> _Records shown_:
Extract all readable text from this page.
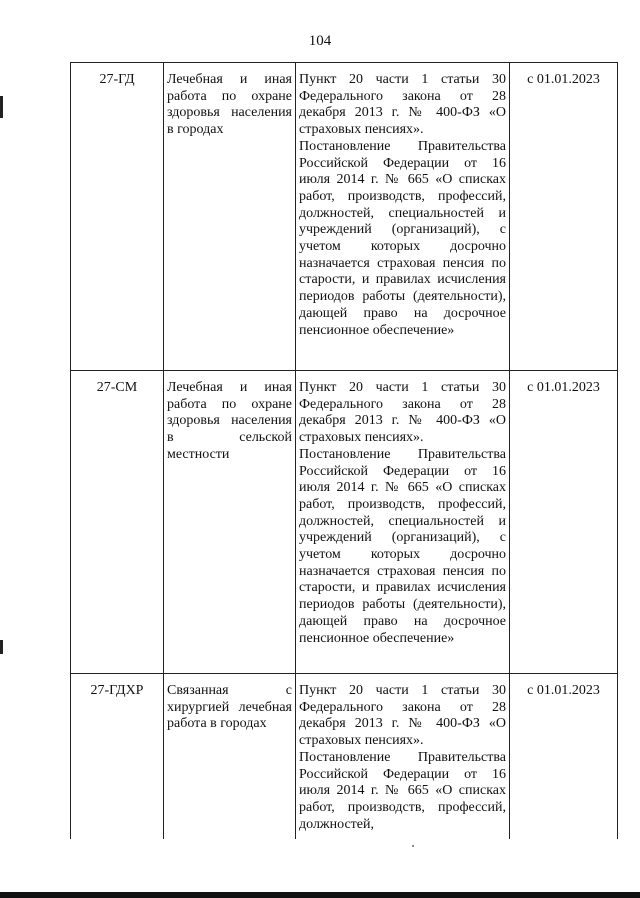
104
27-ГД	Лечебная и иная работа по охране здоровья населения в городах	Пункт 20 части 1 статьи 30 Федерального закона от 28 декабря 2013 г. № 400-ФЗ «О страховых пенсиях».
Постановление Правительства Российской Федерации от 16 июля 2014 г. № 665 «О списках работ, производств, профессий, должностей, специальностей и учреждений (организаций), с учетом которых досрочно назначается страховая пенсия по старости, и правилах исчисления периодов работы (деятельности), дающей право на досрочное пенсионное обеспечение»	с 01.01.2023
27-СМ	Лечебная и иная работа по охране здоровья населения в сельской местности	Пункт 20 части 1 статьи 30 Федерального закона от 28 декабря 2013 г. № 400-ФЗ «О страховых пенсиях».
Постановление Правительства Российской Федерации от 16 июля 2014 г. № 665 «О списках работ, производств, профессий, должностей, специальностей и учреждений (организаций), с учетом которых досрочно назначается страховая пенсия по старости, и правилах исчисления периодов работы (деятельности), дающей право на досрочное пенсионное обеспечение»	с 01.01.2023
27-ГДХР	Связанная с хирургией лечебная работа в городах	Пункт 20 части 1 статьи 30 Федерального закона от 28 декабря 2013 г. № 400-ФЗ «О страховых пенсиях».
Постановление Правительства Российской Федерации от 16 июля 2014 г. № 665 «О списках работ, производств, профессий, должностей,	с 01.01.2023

> _Work instructions_: Copy the whole listing above word for word but do not carry over the pictures.

> _Full output_:
Extract all readable text from this page.
104
27-ГД	Лечебная и иная работа по охране здоровья населения в городах	Пункт 20 части 1 статьи 30 Федерального закона от 28 декабря 2013 г. № 400-ФЗ «О страховых пенсиях».
Постановление Правительства Российской Федерации от 16 июля 2014 г. № 665 «О списках работ, производств, профессий, должностей, специальностей и учреждений (организаций), с учетом которых досрочно назначается страховая пенсия по старости, и правилах исчисления периодов работы (деятельности), дающей право на досрочное пенсионное обеспечение»	с 01.01.2023
27-СМ	Лечебная и иная работа по охране здоровья населения в сельской местности	Пункт 20 части 1 статьи 30 Федерального закона от 28 декабря 2013 г. № 400-ФЗ «О страховых пенсиях».
Постановление Правительства Российской Федерации от 16 июля 2014 г. № 665 «О списках работ, производств, профессий, должностей, специальностей и учреждений (организаций), с учетом которых досрочно назначается страховая пенсия по старости, и правилах исчисления периодов работы (деятельности), дающей право на досрочное пенсионное обеспечение»	с 01.01.2023
27-ГДХР	Связанная с хирургией лечебная работа в городах	Пункт 20 части 1 статьи 30 Федерального закона от 28 декабря 2013 г. № 400-ФЗ «О страховых пенсиях».
Постановление Правительства Российской Федерации от 16 июля 2014 г. № 665 «О списках работ, производств, профессий, должностей,	с 01.01.2023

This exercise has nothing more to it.